*TASK INSTRUCTIONS*. Among the entries below, count the lines that contain the word "IMPLEMENTED". Write down only the total.

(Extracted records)
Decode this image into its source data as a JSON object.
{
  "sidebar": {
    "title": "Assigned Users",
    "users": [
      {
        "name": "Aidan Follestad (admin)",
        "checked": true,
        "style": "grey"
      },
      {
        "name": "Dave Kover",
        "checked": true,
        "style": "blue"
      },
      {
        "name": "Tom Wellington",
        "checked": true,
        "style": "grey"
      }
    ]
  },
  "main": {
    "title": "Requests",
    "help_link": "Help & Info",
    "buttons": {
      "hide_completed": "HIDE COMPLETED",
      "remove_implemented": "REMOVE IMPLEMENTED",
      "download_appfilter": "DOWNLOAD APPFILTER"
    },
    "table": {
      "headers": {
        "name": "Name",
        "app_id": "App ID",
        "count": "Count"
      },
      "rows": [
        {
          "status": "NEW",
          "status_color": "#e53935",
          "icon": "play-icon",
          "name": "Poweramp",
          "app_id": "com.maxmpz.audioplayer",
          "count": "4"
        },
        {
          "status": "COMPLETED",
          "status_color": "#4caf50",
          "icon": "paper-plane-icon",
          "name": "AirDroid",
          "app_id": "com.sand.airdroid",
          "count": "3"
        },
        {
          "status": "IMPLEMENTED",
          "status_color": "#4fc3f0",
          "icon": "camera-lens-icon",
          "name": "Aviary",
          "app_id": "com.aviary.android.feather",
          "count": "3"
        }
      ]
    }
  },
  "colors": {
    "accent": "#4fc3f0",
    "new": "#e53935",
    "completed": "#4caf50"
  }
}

*RESULT FOR THIS TASK*. 2